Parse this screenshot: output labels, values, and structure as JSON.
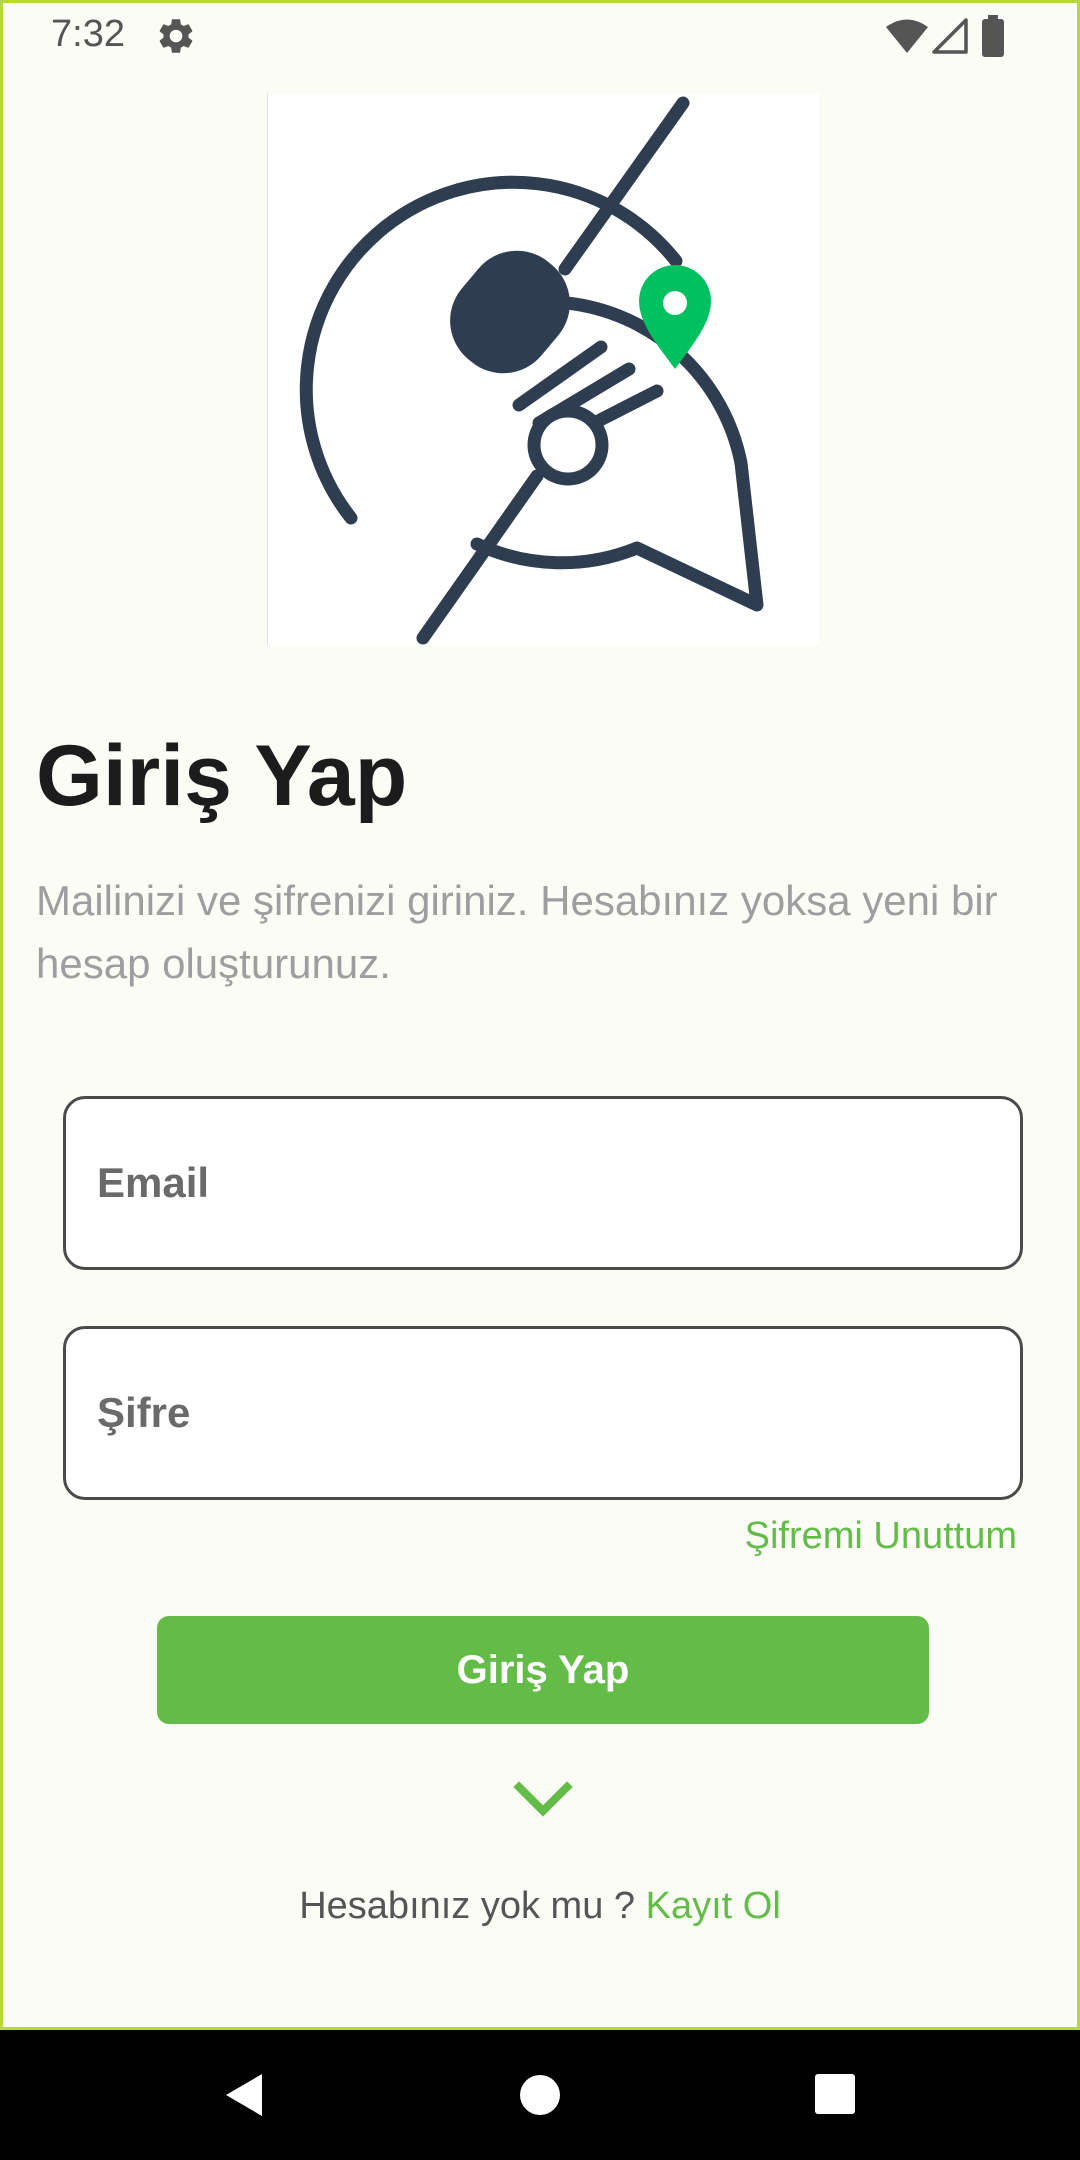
{
  "status_bar": {
    "time": "7:32",
    "icons": [
      "settings-icon",
      "wifi-icon",
      "signal-icon",
      "battery-icon"
    ]
  },
  "logo": {
    "icon": "fork-spoon-location-chat-icon",
    "colors": {
      "primary": "#2e3e50",
      "pin": "#00c060"
    }
  },
  "login": {
    "title": "Giriş Yap",
    "subtitle": "Mailinizi ve şifrenizi giriniz. Hesabınız yoksa yeni bir hesap oluşturunuz.",
    "email_placeholder": "Email",
    "password_placeholder": "Şifre",
    "forgot_password": "Şifremi Unuttum",
    "submit_label": "Giriş Yap",
    "expand_icon": "chevron-down-icon",
    "signup_question": "Hesabınız yok mu ? ",
    "signup_link": "Kayıt Ol"
  },
  "nav_bar": {
    "icons": [
      "back-icon",
      "home-icon",
      "recents-icon"
    ]
  },
  "colors": {
    "accent": "#62bc47",
    "background": "#fcfcf6",
    "frame_border": "#b6d93a",
    "title_text": "#1c1c1c",
    "subtitle_text": "#9e9e9e"
  }
}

## The exercise:
Quote the material in full and exactly; do not carry over its pictures.

## Answer to this exercise:
Parse this screenshot: output labels, values, and structure as JSON.
{
  "status_bar": {
    "time": "7:32",
    "icons": [
      "settings-icon",
      "wifi-icon",
      "signal-icon",
      "battery-icon"
    ]
  },
  "logo": {
    "icon": "fork-spoon-location-chat-icon",
    "colors": {
      "primary": "#2e3e50",
      "pin": "#00c060"
    }
  },
  "login": {
    "title": "Giriş Yap",
    "subtitle": "Mailinizi ve şifrenizi giriniz. Hesabınız yoksa yeni bir hesap oluşturunuz.",
    "email_placeholder": "Email",
    "password_placeholder": "Şifre",
    "forgot_password": "Şifremi Unuttum",
    "submit_label": "Giriş Yap",
    "expand_icon": "chevron-down-icon",
    "signup_question": "Hesabınız yok mu ? ",
    "signup_link": "Kayıt Ol"
  },
  "nav_bar": {
    "icons": [
      "back-icon",
      "home-icon",
      "recents-icon"
    ]
  },
  "colors": {
    "accent": "#62bc47",
    "background": "#fcfcf6",
    "frame_border": "#b6d93a",
    "title_text": "#1c1c1c",
    "subtitle_text": "#9e9e9e"
  }
}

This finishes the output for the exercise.